[Records from a collection of figures]
·····

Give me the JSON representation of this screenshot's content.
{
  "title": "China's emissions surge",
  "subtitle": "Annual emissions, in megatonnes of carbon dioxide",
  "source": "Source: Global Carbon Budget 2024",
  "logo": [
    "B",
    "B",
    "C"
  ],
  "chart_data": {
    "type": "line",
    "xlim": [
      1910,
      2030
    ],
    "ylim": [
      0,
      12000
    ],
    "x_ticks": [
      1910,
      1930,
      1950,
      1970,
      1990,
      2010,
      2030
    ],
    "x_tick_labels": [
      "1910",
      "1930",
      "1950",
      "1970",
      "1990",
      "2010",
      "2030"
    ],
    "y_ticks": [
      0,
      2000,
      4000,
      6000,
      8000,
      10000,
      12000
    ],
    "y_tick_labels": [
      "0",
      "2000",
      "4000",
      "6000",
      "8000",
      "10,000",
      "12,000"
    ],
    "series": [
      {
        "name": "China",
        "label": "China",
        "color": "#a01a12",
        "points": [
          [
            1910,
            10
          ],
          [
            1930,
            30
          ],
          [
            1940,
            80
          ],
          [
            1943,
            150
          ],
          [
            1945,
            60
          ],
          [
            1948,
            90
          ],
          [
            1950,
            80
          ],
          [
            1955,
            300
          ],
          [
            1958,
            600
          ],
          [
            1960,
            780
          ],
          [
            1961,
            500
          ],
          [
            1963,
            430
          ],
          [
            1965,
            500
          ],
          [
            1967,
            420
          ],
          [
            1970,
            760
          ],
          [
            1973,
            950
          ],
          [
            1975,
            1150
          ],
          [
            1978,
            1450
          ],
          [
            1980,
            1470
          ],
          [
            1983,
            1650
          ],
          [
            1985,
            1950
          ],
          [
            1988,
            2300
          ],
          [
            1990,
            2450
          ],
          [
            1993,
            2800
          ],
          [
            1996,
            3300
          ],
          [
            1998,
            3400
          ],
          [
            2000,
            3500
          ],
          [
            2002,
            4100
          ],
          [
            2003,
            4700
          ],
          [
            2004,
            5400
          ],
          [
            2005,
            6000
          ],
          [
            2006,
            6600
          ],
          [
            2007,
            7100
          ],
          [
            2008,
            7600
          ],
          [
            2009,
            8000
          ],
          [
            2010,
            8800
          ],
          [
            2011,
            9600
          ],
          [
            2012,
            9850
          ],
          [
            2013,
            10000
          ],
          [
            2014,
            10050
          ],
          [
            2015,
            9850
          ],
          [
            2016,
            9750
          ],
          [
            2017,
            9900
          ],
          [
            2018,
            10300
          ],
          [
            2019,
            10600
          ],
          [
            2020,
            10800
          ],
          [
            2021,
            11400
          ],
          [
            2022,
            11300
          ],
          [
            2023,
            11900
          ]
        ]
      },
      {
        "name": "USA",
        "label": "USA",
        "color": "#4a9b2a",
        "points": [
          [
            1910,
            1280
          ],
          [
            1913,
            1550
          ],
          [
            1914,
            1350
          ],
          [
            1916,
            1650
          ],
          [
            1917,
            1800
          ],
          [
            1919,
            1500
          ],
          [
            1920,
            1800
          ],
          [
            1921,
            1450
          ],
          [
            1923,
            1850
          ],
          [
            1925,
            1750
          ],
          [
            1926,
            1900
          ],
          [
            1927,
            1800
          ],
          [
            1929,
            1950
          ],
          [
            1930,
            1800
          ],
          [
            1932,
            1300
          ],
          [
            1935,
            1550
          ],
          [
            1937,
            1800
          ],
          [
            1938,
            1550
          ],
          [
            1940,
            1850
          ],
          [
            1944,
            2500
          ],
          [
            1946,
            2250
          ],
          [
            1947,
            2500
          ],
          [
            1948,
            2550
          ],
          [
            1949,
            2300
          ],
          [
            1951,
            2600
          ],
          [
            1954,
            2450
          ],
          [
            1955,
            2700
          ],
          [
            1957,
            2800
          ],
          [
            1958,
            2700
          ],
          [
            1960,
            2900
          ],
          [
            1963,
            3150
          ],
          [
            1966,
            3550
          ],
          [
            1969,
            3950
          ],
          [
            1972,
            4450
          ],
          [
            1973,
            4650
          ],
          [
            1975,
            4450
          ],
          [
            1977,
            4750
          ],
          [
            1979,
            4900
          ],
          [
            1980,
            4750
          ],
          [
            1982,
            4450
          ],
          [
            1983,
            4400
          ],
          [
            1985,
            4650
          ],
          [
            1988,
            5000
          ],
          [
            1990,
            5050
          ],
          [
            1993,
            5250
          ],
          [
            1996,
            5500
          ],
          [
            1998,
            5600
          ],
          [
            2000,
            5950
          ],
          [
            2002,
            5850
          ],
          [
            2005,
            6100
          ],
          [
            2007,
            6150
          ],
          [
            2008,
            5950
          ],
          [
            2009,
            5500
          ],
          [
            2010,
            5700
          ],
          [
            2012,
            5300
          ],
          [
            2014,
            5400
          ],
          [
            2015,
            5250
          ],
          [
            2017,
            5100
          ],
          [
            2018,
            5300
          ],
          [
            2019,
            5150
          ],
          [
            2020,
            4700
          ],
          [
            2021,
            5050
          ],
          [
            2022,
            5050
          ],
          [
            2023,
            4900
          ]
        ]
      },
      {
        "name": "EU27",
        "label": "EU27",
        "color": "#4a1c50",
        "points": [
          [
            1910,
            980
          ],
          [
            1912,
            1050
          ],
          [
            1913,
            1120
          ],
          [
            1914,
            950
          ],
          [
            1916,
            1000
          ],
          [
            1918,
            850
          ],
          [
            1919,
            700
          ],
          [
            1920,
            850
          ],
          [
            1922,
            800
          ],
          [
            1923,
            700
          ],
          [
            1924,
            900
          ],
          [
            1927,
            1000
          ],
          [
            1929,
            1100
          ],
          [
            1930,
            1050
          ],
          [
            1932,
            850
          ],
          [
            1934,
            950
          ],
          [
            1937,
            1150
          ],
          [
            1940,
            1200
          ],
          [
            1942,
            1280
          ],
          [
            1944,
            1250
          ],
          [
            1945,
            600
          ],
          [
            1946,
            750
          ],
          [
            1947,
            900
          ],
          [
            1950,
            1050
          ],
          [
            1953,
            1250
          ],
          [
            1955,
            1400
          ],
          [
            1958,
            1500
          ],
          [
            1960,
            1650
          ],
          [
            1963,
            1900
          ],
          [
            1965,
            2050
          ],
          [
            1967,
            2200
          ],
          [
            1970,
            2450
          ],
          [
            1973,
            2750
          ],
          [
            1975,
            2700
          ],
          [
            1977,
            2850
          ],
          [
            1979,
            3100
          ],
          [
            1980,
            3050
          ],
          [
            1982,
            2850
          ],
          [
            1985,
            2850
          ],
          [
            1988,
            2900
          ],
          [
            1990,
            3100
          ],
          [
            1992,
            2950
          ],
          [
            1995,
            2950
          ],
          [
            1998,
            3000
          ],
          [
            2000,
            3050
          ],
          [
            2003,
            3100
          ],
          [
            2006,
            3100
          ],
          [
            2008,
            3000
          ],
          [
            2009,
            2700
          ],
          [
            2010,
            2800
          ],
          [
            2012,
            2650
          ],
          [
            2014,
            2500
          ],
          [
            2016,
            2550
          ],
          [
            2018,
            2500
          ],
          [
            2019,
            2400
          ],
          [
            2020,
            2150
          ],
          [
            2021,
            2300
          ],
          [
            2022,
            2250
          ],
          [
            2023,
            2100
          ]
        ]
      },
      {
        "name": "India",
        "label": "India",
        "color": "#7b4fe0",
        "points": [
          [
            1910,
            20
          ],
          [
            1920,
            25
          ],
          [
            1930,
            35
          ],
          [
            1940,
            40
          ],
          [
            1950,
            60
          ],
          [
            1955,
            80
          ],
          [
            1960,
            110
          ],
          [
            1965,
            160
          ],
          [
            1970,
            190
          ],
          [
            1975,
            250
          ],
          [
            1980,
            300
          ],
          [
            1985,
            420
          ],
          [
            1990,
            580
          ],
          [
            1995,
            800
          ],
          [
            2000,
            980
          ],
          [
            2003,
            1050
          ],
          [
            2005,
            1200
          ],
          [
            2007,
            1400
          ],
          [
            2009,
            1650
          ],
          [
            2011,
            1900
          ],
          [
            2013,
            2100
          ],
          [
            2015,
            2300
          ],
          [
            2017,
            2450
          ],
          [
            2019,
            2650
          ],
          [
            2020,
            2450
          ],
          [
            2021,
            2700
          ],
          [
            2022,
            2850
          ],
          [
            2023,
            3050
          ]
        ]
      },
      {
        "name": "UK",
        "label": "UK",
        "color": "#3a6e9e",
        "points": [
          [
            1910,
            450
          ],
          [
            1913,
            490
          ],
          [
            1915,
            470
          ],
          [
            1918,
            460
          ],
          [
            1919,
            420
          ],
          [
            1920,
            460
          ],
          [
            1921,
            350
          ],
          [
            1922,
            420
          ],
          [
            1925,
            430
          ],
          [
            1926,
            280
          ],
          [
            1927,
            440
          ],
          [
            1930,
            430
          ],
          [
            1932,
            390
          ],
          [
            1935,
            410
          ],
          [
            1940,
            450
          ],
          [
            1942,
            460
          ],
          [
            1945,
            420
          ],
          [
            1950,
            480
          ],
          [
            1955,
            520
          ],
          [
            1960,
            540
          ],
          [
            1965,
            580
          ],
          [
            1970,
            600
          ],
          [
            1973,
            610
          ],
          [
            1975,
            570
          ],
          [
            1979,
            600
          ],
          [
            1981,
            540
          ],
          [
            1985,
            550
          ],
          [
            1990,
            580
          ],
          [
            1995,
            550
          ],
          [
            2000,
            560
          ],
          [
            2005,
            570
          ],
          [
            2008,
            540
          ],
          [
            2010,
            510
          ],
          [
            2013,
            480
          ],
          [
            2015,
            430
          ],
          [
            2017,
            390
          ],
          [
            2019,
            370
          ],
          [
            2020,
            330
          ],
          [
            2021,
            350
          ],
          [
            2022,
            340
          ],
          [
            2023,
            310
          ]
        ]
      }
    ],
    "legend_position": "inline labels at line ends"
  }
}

·····

[Work to be completed]: How many lines of the entries above hold the string "name"? Reply with the number alone.

[In response]: 5